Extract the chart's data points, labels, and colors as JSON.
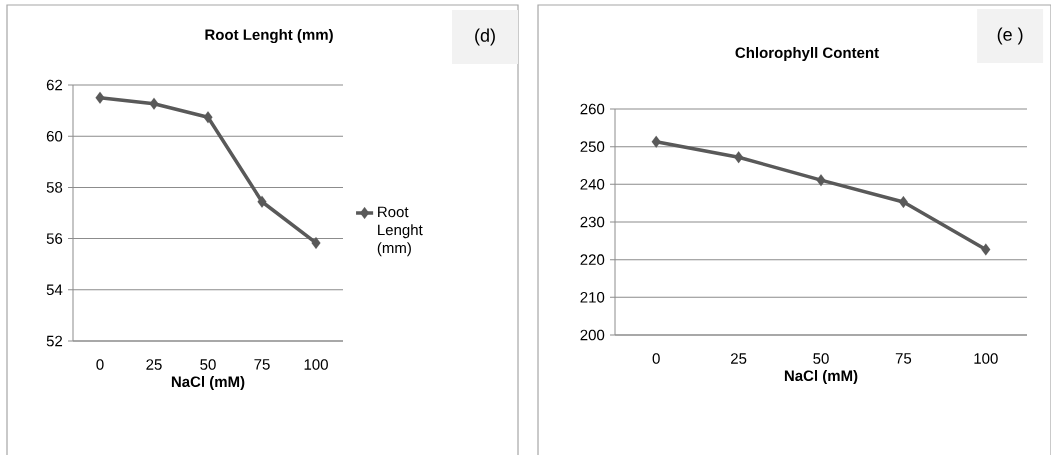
{
  "chart_data": [
    {
      "type": "line",
      "title": "Root Lenght (mm)",
      "xlabel": "NaCl (mM)",
      "categories": [
        "0",
        "25",
        "50",
        "75",
        "100"
      ],
      "series": [
        {
          "name": "Root Lenght (mm)",
          "color": "#595959",
          "values": [
            61.5,
            61.27,
            60.74,
            57.44,
            55.83
          ]
        }
      ],
      "ylim": [
        52,
        62
      ],
      "yticks": [
        52,
        54,
        56,
        58,
        60,
        62
      ],
      "grid": "y",
      "legend": "right",
      "marker": "diamond",
      "annotations": [
        "(d)"
      ]
    },
    {
      "type": "line",
      "title": "Chlorophyll  Content",
      "xlabel": "NaCl (mM)",
      "categories": [
        "0",
        "25",
        "50",
        "75",
        "100"
      ],
      "series": [
        {
          "color": "#595959",
          "values": [
            251.3,
            247.2,
            241.1,
            235.3,
            222.7
          ]
        }
      ],
      "ylim": [
        200,
        260
      ],
      "yticks": [
        200,
        210,
        220,
        230,
        240,
        250,
        260
      ],
      "grid": "y",
      "marker": "diamond",
      "annotations": [
        "(e )"
      ]
    }
  ]
}
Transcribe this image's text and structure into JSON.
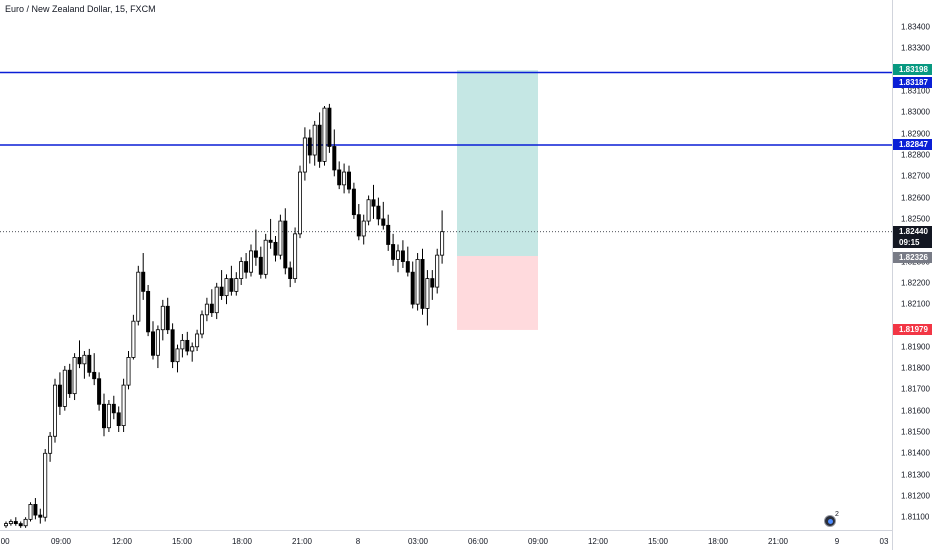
{
  "header": {
    "symbol_title": "Euro / New Zealand Dollar, 15, FXCM"
  },
  "colors": {
    "candle_up_fill": "#ffffff",
    "candle_down_fill": "#000000",
    "candle_border": "#000000",
    "horizontal_line": "#0a1fd6",
    "profit_zone": "#b2dfdb",
    "loss_zone": "#ffcdd2",
    "target_badge": "#089981",
    "stop_badge": "#f23645",
    "line_badge": "#0a1fd6",
    "current_price_badge": "#131722",
    "entry_badge": "#787b86"
  },
  "chart_data": {
    "type": "candlestick",
    "title": "Euro / New Zealand Dollar, 15, FXCM",
    "ylim": [
      1.8104,
      1.8349
    ],
    "y_ticks": [
      "1.83400",
      "1.83300",
      "1.83100",
      "1.83000",
      "1.82900",
      "1.82800",
      "1.82700",
      "1.82600",
      "1.82500",
      "1.82300",
      "1.82200",
      "1.82100",
      "1.81900",
      "1.81800",
      "1.81700",
      "1.81600",
      "1.81500",
      "1.81400",
      "1.81300",
      "1.81200",
      "1.81100"
    ],
    "x_ticks": [
      ":00",
      "09:00",
      "12:00",
      "15:00",
      "18:00",
      "21:00",
      "8",
      "03:00",
      "06:00",
      "09:00",
      "12:00",
      "15:00",
      "18:00",
      "21:00",
      "9",
      "03"
    ],
    "candles": [
      [
        1.8106,
        1.8108,
        1.8105,
        1.8107
      ],
      [
        1.8107,
        1.8109,
        1.8106,
        1.8108
      ],
      [
        1.8108,
        1.811,
        1.8106,
        1.8107
      ],
      [
        1.8107,
        1.8108,
        1.8105,
        1.8106
      ],
      [
        1.8106,
        1.811,
        1.8105,
        1.8109
      ],
      [
        1.8109,
        1.8117,
        1.8108,
        1.8116
      ],
      [
        1.8116,
        1.8119,
        1.8109,
        1.8111
      ],
      [
        1.8111,
        1.8114,
        1.8107,
        1.811
      ],
      [
        1.811,
        1.8142,
        1.8108,
        1.814
      ],
      [
        1.814,
        1.815,
        1.8136,
        1.8148
      ],
      [
        1.8148,
        1.8175,
        1.8145,
        1.8172
      ],
      [
        1.8172,
        1.8178,
        1.8158,
        1.8162
      ],
      [
        1.8162,
        1.8181,
        1.816,
        1.8179
      ],
      [
        1.8179,
        1.8182,
        1.8166,
        1.8168
      ],
      [
        1.8168,
        1.8187,
        1.8165,
        1.8185
      ],
      [
        1.8185,
        1.8193,
        1.818,
        1.8182
      ],
      [
        1.8182,
        1.8188,
        1.8175,
        1.8186
      ],
      [
        1.8186,
        1.8189,
        1.8176,
        1.8178
      ],
      [
        1.8178,
        1.8187,
        1.8172,
        1.8175
      ],
      [
        1.8175,
        1.8178,
        1.816,
        1.8163
      ],
      [
        1.8163,
        1.8168,
        1.8148,
        1.8152
      ],
      [
        1.8152,
        1.8165,
        1.815,
        1.8163
      ],
      [
        1.8163,
        1.8167,
        1.8156,
        1.8159
      ],
      [
        1.8159,
        1.8162,
        1.815,
        1.8153
      ],
      [
        1.8153,
        1.8175,
        1.815,
        1.8172
      ],
      [
        1.8172,
        1.8188,
        1.817,
        1.8185
      ],
      [
        1.8185,
        1.8205,
        1.8184,
        1.8202
      ],
      [
        1.8202,
        1.8228,
        1.82,
        1.8225
      ],
      [
        1.8225,
        1.8234,
        1.8212,
        1.8216
      ],
      [
        1.8216,
        1.8219,
        1.8195,
        1.8197
      ],
      [
        1.8197,
        1.8202,
        1.8184,
        1.8186
      ],
      [
        1.8186,
        1.82,
        1.818,
        1.8198
      ],
      [
        1.8198,
        1.8212,
        1.8193,
        1.8209
      ],
      [
        1.8209,
        1.8213,
        1.8196,
        1.8198
      ],
      [
        1.8198,
        1.8201,
        1.818,
        1.8183
      ],
      [
        1.8183,
        1.8191,
        1.8178,
        1.8189
      ],
      [
        1.8189,
        1.8196,
        1.8185,
        1.8193
      ],
      [
        1.8193,
        1.8197,
        1.8186,
        1.8188
      ],
      [
        1.8188,
        1.8192,
        1.8183,
        1.819
      ],
      [
        1.819,
        1.8198,
        1.8188,
        1.8196
      ],
      [
        1.8196,
        1.8207,
        1.8194,
        1.8205
      ],
      [
        1.8205,
        1.8213,
        1.8202,
        1.821
      ],
      [
        1.821,
        1.8217,
        1.8204,
        1.8206
      ],
      [
        1.8206,
        1.822,
        1.8203,
        1.8218
      ],
      [
        1.8218,
        1.8226,
        1.8212,
        1.8214
      ],
      [
        1.8214,
        1.8224,
        1.821,
        1.8222
      ],
      [
        1.8222,
        1.8228,
        1.8214,
        1.8216
      ],
      [
        1.8216,
        1.8225,
        1.8214,
        1.8222
      ],
      [
        1.8222,
        1.8232,
        1.8219,
        1.823
      ],
      [
        1.823,
        1.8234,
        1.8222,
        1.8225
      ],
      [
        1.8225,
        1.8238,
        1.8223,
        1.8235
      ],
      [
        1.8235,
        1.8245,
        1.8228,
        1.8232
      ],
      [
        1.8232,
        1.8237,
        1.8222,
        1.8224
      ],
      [
        1.8224,
        1.8243,
        1.8222,
        1.824
      ],
      [
        1.824,
        1.825,
        1.8236,
        1.8239
      ],
      [
        1.8239,
        1.8242,
        1.823,
        1.8233
      ],
      [
        1.8233,
        1.8252,
        1.8231,
        1.8249
      ],
      [
        1.8249,
        1.8255,
        1.8224,
        1.8227
      ],
      [
        1.8227,
        1.823,
        1.8218,
        1.8222
      ],
      [
        1.8222,
        1.8246,
        1.822,
        1.8243
      ],
      [
        1.8243,
        1.8275,
        1.8241,
        1.8272
      ],
      [
        1.8272,
        1.8293,
        1.8268,
        1.8288
      ],
      [
        1.8288,
        1.8292,
        1.8276,
        1.828
      ],
      [
        1.828,
        1.8296,
        1.8275,
        1.8294
      ],
      [
        1.8294,
        1.83,
        1.8274,
        1.8277
      ],
      [
        1.8277,
        1.8303,
        1.8275,
        1.8302
      ],
      [
        1.8302,
        1.8304,
        1.8281,
        1.8284
      ],
      [
        1.8284,
        1.8292,
        1.827,
        1.8273
      ],
      [
        1.8273,
        1.8277,
        1.8264,
        1.8266
      ],
      [
        1.8266,
        1.8276,
        1.8262,
        1.8272
      ],
      [
        1.8272,
        1.8275,
        1.8262,
        1.8264
      ],
      [
        1.8264,
        1.8267,
        1.825,
        1.8252
      ],
      [
        1.8252,
        1.8257,
        1.824,
        1.8242
      ],
      [
        1.8242,
        1.8252,
        1.8238,
        1.8249
      ],
      [
        1.8249,
        1.8261,
        1.8247,
        1.8259
      ],
      [
        1.8259,
        1.8266,
        1.825,
        1.8256
      ],
      [
        1.8256,
        1.826,
        1.8247,
        1.825
      ],
      [
        1.825,
        1.8258,
        1.8245,
        1.8247
      ],
      [
        1.8247,
        1.8252,
        1.8235,
        1.8238
      ],
      [
        1.8238,
        1.8243,
        1.8228,
        1.8231
      ],
      [
        1.8231,
        1.8238,
        1.8225,
        1.8235
      ],
      [
        1.8235,
        1.824,
        1.8227,
        1.823
      ],
      [
        1.823,
        1.8237,
        1.8223,
        1.8225
      ],
      [
        1.8225,
        1.823,
        1.8208,
        1.821
      ],
      [
        1.821,
        1.8234,
        1.8207,
        1.8231
      ],
      [
        1.8231,
        1.8236,
        1.8205,
        1.8208
      ],
      [
        1.8208,
        1.8226,
        1.82,
        1.8222
      ],
      [
        1.8222,
        1.8226,
        1.8212,
        1.8218
      ],
      [
        1.8218,
        1.8236,
        1.8215,
        1.8233
      ],
      [
        1.8233,
        1.8254,
        1.8229,
        1.8244
      ]
    ]
  },
  "price_axis": {
    "badges": {
      "target": "1.83198",
      "upper_line": "1.83187",
      "lower_line": "1.82847",
      "current": "1.82440",
      "countdown": "09:15",
      "entry": "1.82326",
      "stop": "1.81979"
    }
  },
  "drawings": {
    "horizontal_lines": [
      1.83187,
      1.82847
    ],
    "current_price": 1.8244,
    "position": {
      "entry": 1.82326,
      "target": 1.83198,
      "stop": 1.81979
    }
  },
  "footer": {
    "flag_count": "2"
  }
}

══════════════════════════════

Identify each line containing the string "colors" and copy it out.

Extract the chart's data points, labels, and colors as JSON.
  "colors": {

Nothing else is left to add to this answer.